==== SOURCE DATA ====

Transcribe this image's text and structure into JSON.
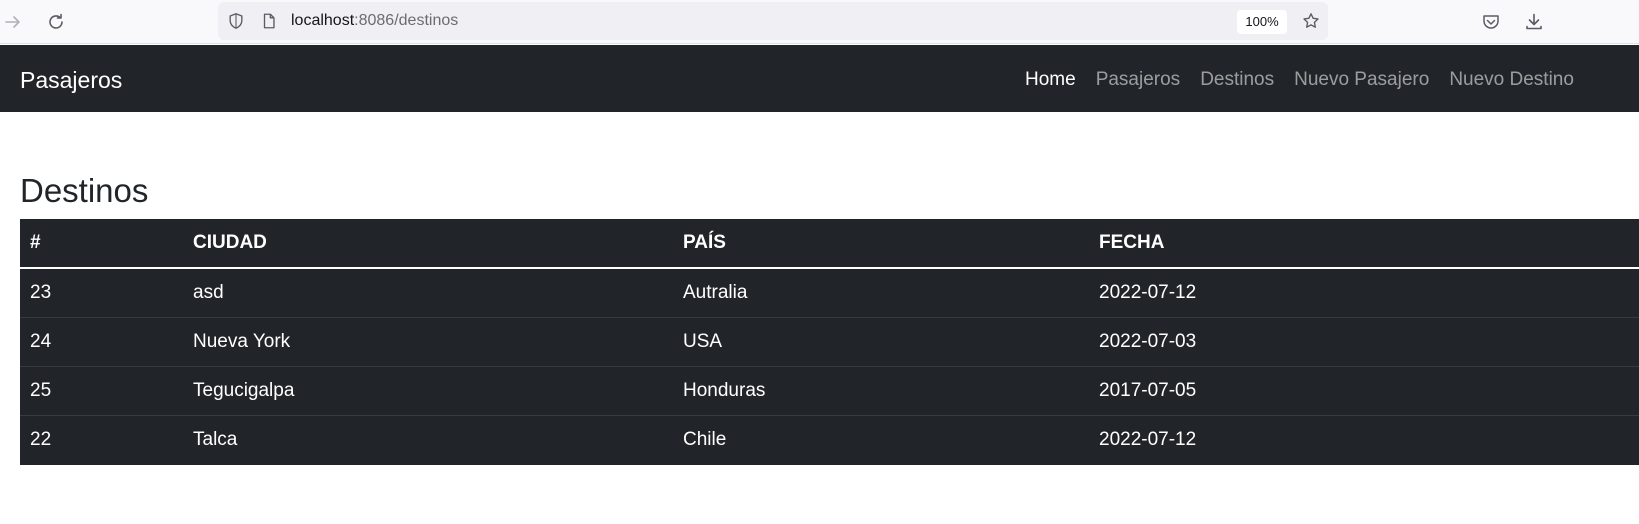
{
  "browser": {
    "url_host": "localhost",
    "url_rest": ":8086/destinos",
    "zoom": "100%"
  },
  "navbar": {
    "brand": "Pasajeros",
    "links": [
      {
        "label": "Home",
        "active": true
      },
      {
        "label": "Pasajeros",
        "active": false
      },
      {
        "label": "Destinos",
        "active": false
      },
      {
        "label": "Nuevo Pasajero",
        "active": false
      },
      {
        "label": "Nuevo Destino",
        "active": false
      }
    ]
  },
  "main": {
    "title": "Destinos",
    "table": {
      "headers": [
        "#",
        "CIUDAD",
        "PAÍS",
        "FECHA"
      ],
      "rows": [
        [
          "23",
          "asd",
          "Autralia",
          "2022-07-12"
        ],
        [
          "24",
          "Nueva York",
          "USA",
          "2022-07-03"
        ],
        [
          "25",
          "Tegucigalpa",
          "Honduras",
          "2017-07-05"
        ],
        [
          "22",
          "Talca",
          "Chile",
          "2022-07-12"
        ]
      ]
    }
  },
  "colors": {
    "navbar_bg": "#212529",
    "table_bg": "#212529",
    "nav_active": "#ffffff",
    "nav_inactive": "rgba(255,255,255,0.55)"
  },
  "icons": [
    "forward-icon",
    "reload-icon",
    "shield-icon",
    "page-icon",
    "star-icon",
    "pocket-icon",
    "download-icon"
  ]
}
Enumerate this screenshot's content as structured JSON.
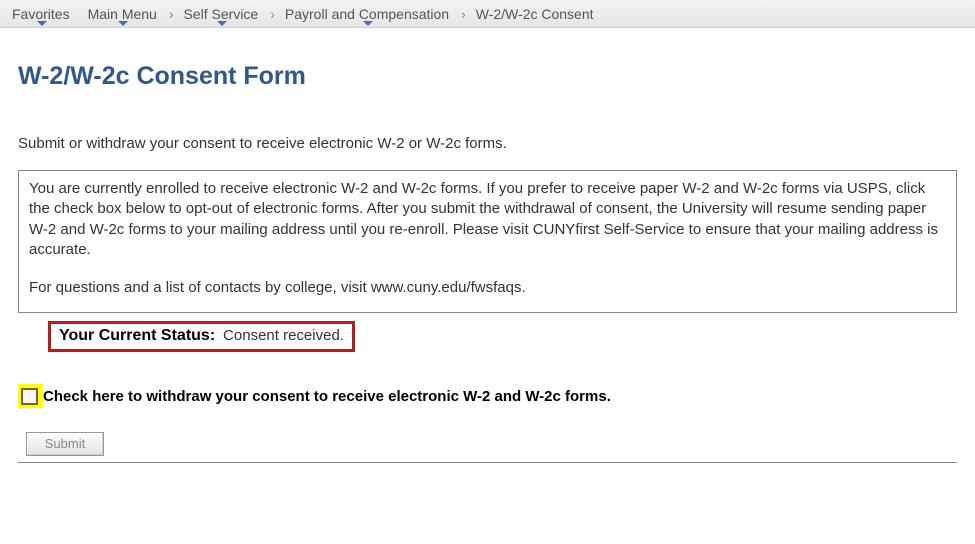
{
  "nav": {
    "favorites": "Favorites",
    "main_menu": "Main Menu",
    "self_service": "Self Service",
    "payroll": "Payroll and Compensation",
    "current": "W-2/W-2c Consent"
  },
  "page": {
    "title": "W-2/W-2c Consent Form",
    "instruction": "Submit or withdraw your consent to receive electronic W-2 or W-2c forms.",
    "info_p1": "You are currently enrolled to receive electronic W-2 and W-2c forms.  If you prefer to receive paper W-2 and W-2c forms via USPS, click the check box below to opt-out of electronic forms.  After you submit the withdrawal of consent, the University will resume sending paper W-2 and W-2c forms to your mailing address until you re-enroll.  Please visit CUNYfirst Self-Service to ensure that your mailing address is accurate.",
    "info_p2": "For questions and a list of contacts by college, visit www.cuny.edu/fwsfaqs.",
    "status_label": "Your Current Status:",
    "status_value": "Consent received.",
    "checkbox_label": "Check here to withdraw your consent to receive electronic W-2 and W-2c forms.",
    "submit_label": "Submit"
  }
}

====

SET PROBLEM: Copy only this, please: the line with "Enumerate this screenshot's" and every line after it through the end of the data, with no pictures.

FULL OUTPUT:
Enumerate this screenshot's content as structured JSON.
{
  "nav": {
    "favorites": "Favorites",
    "main_menu": "Main Menu",
    "self_service": "Self Service",
    "payroll": "Payroll and Compensation",
    "current": "W-2/W-2c Consent"
  },
  "page": {
    "title": "W-2/W-2c Consent Form",
    "instruction": "Submit or withdraw your consent to receive electronic W-2 or W-2c forms.",
    "info_p1": "You are currently enrolled to receive electronic W-2 and W-2c forms.  If you prefer to receive paper W-2 and W-2c forms via USPS, click the check box below to opt-out of electronic forms.  After you submit the withdrawal of consent, the University will resume sending paper W-2 and W-2c forms to your mailing address until you re-enroll.  Please visit CUNYfirst Self-Service to ensure that your mailing address is accurate.",
    "info_p2": "For questions and a list of contacts by college, visit www.cuny.edu/fwsfaqs.",
    "status_label": "Your Current Status:",
    "status_value": "Consent received.",
    "checkbox_label": "Check here to withdraw your consent to receive electronic W-2 and W-2c forms.",
    "submit_label": "Submit"
  }
}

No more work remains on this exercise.